▶ _Extracted data entries_:
┌────────

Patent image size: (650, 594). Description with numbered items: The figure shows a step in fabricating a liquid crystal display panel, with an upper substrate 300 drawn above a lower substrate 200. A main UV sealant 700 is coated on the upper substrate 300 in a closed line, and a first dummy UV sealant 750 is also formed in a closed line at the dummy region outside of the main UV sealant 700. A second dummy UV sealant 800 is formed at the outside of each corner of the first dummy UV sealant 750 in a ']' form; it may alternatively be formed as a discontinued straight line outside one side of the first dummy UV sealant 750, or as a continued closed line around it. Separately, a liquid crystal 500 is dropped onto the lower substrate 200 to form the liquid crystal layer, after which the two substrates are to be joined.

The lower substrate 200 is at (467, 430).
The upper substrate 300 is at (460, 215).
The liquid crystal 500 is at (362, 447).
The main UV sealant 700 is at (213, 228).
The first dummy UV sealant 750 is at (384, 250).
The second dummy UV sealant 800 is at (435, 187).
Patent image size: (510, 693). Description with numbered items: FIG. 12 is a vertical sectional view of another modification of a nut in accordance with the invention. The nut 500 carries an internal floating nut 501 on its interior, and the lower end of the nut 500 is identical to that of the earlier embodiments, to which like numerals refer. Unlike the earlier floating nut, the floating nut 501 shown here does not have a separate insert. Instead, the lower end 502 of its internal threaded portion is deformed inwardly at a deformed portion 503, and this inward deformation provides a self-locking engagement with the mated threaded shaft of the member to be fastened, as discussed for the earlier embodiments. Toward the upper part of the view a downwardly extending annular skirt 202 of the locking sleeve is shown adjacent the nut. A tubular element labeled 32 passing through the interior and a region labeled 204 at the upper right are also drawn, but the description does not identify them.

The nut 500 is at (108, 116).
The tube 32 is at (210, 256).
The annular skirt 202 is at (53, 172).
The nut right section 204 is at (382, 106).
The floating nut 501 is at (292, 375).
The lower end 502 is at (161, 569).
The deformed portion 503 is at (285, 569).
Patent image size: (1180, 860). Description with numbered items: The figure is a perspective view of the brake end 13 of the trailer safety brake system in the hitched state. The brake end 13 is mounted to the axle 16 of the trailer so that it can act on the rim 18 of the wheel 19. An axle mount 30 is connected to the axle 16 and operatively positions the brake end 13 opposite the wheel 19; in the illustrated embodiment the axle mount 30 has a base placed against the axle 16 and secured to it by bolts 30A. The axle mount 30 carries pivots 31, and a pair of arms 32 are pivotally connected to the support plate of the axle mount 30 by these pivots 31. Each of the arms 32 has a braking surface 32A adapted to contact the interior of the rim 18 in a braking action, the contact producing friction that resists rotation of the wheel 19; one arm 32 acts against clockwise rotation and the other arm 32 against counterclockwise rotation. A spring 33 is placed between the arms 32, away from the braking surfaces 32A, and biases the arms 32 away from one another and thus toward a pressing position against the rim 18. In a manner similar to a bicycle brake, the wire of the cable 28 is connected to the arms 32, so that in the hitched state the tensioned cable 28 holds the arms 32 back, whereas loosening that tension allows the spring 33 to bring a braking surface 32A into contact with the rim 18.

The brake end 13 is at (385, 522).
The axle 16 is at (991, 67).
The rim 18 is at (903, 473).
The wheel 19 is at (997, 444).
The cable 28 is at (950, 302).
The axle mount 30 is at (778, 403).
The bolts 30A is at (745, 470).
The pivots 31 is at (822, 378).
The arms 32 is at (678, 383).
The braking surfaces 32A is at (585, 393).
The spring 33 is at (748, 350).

└────────

Reproduce, character for character, the rows from the very first line through the line containing "The second dummy", both ends included.

▶ _Answer to this problem_:
Patent image size: (650, 594). Description with numbered items: The figure shows a step in fabricating a liquid crystal display panel, with an upper substrate 300 drawn above a lower substrate 200. A main UV sealant 700 is coated on the upper substrate 300 in a closed line, and a first dummy UV sealant 750 is also formed in a closed line at the dummy region outside of the main UV sealant 700. A second dummy UV sealant 800 is formed at the outside of each corner of the first dummy UV sealant 750 in a ']' form; it may alternatively be formed as a discontinued straight line outside one side of the first dummy UV sealant 750, or as a continued closed line around it. Separately, a liquid crystal 500 is dropped onto the lower substrate 200 to form the liquid crystal layer, after which the two substrates are to be joined.

The lower substrate 200 is at (467, 430).
The upper substrate 300 is at (460, 215).
The liquid crystal 500 is at (362, 447).
The main UV sealant 700 is at (213, 228).
The first dummy UV sealant 750 is at (384, 250).
The second dummy UV sealant 800 is at (435, 187).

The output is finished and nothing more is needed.